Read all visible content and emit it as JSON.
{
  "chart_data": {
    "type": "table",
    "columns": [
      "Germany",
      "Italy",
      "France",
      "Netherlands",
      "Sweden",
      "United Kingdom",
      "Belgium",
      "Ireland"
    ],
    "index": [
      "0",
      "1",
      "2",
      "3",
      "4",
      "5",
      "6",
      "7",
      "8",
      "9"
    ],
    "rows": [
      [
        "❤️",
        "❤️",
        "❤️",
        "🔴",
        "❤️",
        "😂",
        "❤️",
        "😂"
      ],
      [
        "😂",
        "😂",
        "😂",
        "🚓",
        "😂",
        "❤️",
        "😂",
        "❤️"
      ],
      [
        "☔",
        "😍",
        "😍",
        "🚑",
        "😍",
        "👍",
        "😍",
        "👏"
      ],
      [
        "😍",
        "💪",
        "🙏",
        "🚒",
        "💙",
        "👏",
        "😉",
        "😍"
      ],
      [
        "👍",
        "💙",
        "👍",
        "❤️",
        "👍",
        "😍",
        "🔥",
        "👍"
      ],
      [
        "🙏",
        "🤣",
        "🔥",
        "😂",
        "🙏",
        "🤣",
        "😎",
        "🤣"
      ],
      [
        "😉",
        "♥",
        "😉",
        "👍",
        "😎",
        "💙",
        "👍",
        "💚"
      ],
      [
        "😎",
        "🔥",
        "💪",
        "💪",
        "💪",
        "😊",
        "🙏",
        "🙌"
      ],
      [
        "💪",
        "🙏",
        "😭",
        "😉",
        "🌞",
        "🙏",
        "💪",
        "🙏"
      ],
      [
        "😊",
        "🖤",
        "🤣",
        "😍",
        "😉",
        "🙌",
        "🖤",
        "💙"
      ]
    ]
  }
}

*Exercise instructions*
The listing above should be transcribed in full, exactly as written.

*Task solution*
Read all visible content and emit it as JSON.
{
  "chart_data": {
    "type": "table",
    "columns": [
      "Germany",
      "Italy",
      "France",
      "Netherlands",
      "Sweden",
      "United Kingdom",
      "Belgium",
      "Ireland"
    ],
    "index": [
      "0",
      "1",
      "2",
      "3",
      "4",
      "5",
      "6",
      "7",
      "8",
      "9"
    ],
    "rows": [
      [
        "❤️",
        "❤️",
        "❤️",
        "🔴",
        "❤️",
        "😂",
        "❤️",
        "😂"
      ],
      [
        "😂",
        "😂",
        "😂",
        "🚓",
        "😂",
        "❤️",
        "😂",
        "❤️"
      ],
      [
        "☔",
        "😍",
        "😍",
        "🚑",
        "😍",
        "👍",
        "😍",
        "👏"
      ],
      [
        "😍",
        "💪",
        "🙏",
        "🚒",
        "💙",
        "👏",
        "😉",
        "😍"
      ],
      [
        "👍",
        "💙",
        "👍",
        "❤️",
        "👍",
        "😍",
        "🔥",
        "👍"
      ],
      [
        "🙏",
        "🤣",
        "🔥",
        "😂",
        "🙏",
        "🤣",
        "😎",
        "🤣"
      ],
      [
        "😉",
        "♥",
        "😉",
        "👍",
        "😎",
        "💙",
        "👍",
        "💚"
      ],
      [
        "😎",
        "🔥",
        "💪",
        "💪",
        "💪",
        "😊",
        "🙏",
        "🙌"
      ],
      [
        "💪",
        "🙏",
        "😭",
        "😉",
        "🌞",
        "🙏",
        "💪",
        "🙏"
      ],
      [
        "😊",
        "🖤",
        "🤣",
        "😍",
        "😉",
        "🙌",
        "🖤",
        "💙"
      ]
    ]
  }
}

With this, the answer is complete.